**WHAT YOU HAVE TO DO**
Write out the whole listing again, exactly as given.

**RECORD LIST**
══════════
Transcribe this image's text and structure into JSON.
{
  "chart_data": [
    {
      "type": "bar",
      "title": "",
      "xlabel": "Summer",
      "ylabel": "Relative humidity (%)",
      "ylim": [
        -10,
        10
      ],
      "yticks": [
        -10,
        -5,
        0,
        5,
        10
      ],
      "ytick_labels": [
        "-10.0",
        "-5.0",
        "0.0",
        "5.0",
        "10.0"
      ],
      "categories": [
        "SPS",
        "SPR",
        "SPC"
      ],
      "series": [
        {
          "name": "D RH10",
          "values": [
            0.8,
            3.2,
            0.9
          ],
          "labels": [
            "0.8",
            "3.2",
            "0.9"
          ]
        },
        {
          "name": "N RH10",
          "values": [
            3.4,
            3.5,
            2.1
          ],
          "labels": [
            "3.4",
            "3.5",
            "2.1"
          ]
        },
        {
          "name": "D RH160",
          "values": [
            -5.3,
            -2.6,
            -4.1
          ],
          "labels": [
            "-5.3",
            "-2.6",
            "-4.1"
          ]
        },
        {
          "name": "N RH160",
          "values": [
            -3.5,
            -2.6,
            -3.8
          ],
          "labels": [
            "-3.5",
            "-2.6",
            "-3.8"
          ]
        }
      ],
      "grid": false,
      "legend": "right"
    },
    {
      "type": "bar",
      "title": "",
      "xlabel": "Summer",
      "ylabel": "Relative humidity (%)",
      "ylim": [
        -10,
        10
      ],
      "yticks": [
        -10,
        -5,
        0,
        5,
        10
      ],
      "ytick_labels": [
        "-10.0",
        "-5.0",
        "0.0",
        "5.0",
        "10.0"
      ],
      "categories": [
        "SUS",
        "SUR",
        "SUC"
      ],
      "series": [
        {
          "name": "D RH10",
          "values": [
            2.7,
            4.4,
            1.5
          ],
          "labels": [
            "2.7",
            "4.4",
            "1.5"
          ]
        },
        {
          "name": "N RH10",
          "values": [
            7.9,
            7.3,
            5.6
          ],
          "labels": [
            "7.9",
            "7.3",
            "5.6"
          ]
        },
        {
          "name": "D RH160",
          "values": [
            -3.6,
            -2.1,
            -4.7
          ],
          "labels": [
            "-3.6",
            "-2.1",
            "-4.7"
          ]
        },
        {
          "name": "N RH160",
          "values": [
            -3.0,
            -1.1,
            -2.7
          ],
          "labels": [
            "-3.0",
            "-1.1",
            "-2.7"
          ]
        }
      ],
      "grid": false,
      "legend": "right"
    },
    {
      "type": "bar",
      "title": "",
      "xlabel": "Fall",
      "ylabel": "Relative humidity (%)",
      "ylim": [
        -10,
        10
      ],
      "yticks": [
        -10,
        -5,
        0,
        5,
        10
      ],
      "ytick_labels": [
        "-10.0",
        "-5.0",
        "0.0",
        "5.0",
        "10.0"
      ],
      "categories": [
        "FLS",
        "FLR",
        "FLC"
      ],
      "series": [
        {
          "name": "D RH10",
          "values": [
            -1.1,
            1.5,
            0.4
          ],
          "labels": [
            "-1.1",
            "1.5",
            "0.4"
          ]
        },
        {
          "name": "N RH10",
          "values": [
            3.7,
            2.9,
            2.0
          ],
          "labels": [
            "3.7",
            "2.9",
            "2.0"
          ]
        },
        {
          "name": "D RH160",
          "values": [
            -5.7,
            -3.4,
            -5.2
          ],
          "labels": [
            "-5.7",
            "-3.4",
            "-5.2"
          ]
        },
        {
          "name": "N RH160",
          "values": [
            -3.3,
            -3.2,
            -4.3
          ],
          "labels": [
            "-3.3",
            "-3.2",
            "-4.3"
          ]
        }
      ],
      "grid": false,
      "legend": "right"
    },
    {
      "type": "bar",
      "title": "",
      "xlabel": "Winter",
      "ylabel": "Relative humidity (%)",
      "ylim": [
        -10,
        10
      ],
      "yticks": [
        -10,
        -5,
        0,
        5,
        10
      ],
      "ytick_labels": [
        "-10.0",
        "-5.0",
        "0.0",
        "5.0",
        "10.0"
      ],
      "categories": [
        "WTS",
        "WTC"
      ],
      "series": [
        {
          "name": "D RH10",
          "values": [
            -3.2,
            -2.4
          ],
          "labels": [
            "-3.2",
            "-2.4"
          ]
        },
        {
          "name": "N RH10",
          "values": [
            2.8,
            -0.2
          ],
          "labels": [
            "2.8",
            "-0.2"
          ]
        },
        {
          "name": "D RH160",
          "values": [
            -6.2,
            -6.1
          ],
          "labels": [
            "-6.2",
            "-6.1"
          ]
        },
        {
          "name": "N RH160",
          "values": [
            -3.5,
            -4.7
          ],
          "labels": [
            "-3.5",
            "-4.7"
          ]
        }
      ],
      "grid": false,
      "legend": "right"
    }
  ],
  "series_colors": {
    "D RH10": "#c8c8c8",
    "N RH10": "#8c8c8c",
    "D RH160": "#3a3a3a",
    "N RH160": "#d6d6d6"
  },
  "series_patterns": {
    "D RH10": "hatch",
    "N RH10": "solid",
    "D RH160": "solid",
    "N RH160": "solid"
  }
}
══════════
**RESULT OF THE EXERCISE**
Transcribe this image's text and structure into JSON.
{
  "chart_data": [
    {
      "type": "bar",
      "title": "",
      "xlabel": "Summer",
      "ylabel": "Relative humidity (%)",
      "ylim": [
        -10,
        10
      ],
      "yticks": [
        -10,
        -5,
        0,
        5,
        10
      ],
      "ytick_labels": [
        "-10.0",
        "-5.0",
        "0.0",
        "5.0",
        "10.0"
      ],
      "categories": [
        "SPS",
        "SPR",
        "SPC"
      ],
      "series": [
        {
          "name": "D RH10",
          "values": [
            0.8,
            3.2,
            0.9
          ],
          "labels": [
            "0.8",
            "3.2",
            "0.9"
          ]
        },
        {
          "name": "N RH10",
          "values": [
            3.4,
            3.5,
            2.1
          ],
          "labels": [
            "3.4",
            "3.5",
            "2.1"
          ]
        },
        {
          "name": "D RH160",
          "values": [
            -5.3,
            -2.6,
            -4.1
          ],
          "labels": [
            "-5.3",
            "-2.6",
            "-4.1"
          ]
        },
        {
          "name": "N RH160",
          "values": [
            -3.5,
            -2.6,
            -3.8
          ],
          "labels": [
            "-3.5",
            "-2.6",
            "-3.8"
          ]
        }
      ],
      "grid": false,
      "legend": "right"
    },
    {
      "type": "bar",
      "title": "",
      "xlabel": "Summer",
      "ylabel": "Relative humidity (%)",
      "ylim": [
        -10,
        10
      ],
      "yticks": [
        -10,
        -5,
        0,
        5,
        10
      ],
      "ytick_labels": [
        "-10.0",
        "-5.0",
        "0.0",
        "5.0",
        "10.0"
      ],
      "categories": [
        "SUS",
        "SUR",
        "SUC"
      ],
      "series": [
        {
          "name": "D RH10",
          "values": [
            2.7,
            4.4,
            1.5
          ],
          "labels": [
            "2.7",
            "4.4",
            "1.5"
          ]
        },
        {
          "name": "N RH10",
          "values": [
            7.9,
            7.3,
            5.6
          ],
          "labels": [
            "7.9",
            "7.3",
            "5.6"
          ]
        },
        {
          "name": "D RH160",
          "values": [
            -3.6,
            -2.1,
            -4.7
          ],
          "labels": [
            "-3.6",
            "-2.1",
            "-4.7"
          ]
        },
        {
          "name": "N RH160",
          "values": [
            -3.0,
            -1.1,
            -2.7
          ],
          "labels": [
            "-3.0",
            "-1.1",
            "-2.7"
          ]
        }
      ],
      "grid": false,
      "legend": "right"
    },
    {
      "type": "bar",
      "title": "",
      "xlabel": "Fall",
      "ylabel": "Relative humidity (%)",
      "ylim": [
        -10,
        10
      ],
      "yticks": [
        -10,
        -5,
        0,
        5,
        10
      ],
      "ytick_labels": [
        "-10.0",
        "-5.0",
        "0.0",
        "5.0",
        "10.0"
      ],
      "categories": [
        "FLS",
        "FLR",
        "FLC"
      ],
      "series": [
        {
          "name": "D RH10",
          "values": [
            -1.1,
            1.5,
            0.4
          ],
          "labels": [
            "-1.1",
            "1.5",
            "0.4"
          ]
        },
        {
          "name": "N RH10",
          "values": [
            3.7,
            2.9,
            2.0
          ],
          "labels": [
            "3.7",
            "2.9",
            "2.0"
          ]
        },
        {
          "name": "D RH160",
          "values": [
            -5.7,
            -3.4,
            -5.2
          ],
          "labels": [
            "-5.7",
            "-3.4",
            "-5.2"
          ]
        },
        {
          "name": "N RH160",
          "values": [
            -3.3,
            -3.2,
            -4.3
          ],
          "labels": [
            "-3.3",
            "-3.2",
            "-4.3"
          ]
        }
      ],
      "grid": false,
      "legend": "right"
    },
    {
      "type": "bar",
      "title": "",
      "xlabel": "Winter",
      "ylabel": "Relative humidity (%)",
      "ylim": [
        -10,
        10
      ],
      "yticks": [
        -10,
        -5,
        0,
        5,
        10
      ],
      "ytick_labels": [
        "-10.0",
        "-5.0",
        "0.0",
        "5.0",
        "10.0"
      ],
      "categories": [
        "WTS",
        "WTC"
      ],
      "series": [
        {
          "name": "D RH10",
          "values": [
            -3.2,
            -2.4
          ],
          "labels": [
            "-3.2",
            "-2.4"
          ]
        },
        {
          "name": "N RH10",
          "values": [
            2.8,
            -0.2
          ],
          "labels": [
            "2.8",
            "-0.2"
          ]
        },
        {
          "name": "D RH160",
          "values": [
            -6.2,
            -6.1
          ],
          "labels": [
            "-6.2",
            "-6.1"
          ]
        },
        {
          "name": "N RH160",
          "values": [
            -3.5,
            -4.7
          ],
          "labels": [
            "-3.5",
            "-4.7"
          ]
        }
      ],
      "grid": false,
      "legend": "right"
    }
  ],
  "series_colors": {
    "D RH10": "#c8c8c8",
    "N RH10": "#8c8c8c",
    "D RH160": "#3a3a3a",
    "N RH160": "#d6d6d6"
  },
  "series_patterns": {
    "D RH10": "hatch",
    "N RH10": "solid",
    "D RH160": "solid",
    "N RH160": "solid"
  }
}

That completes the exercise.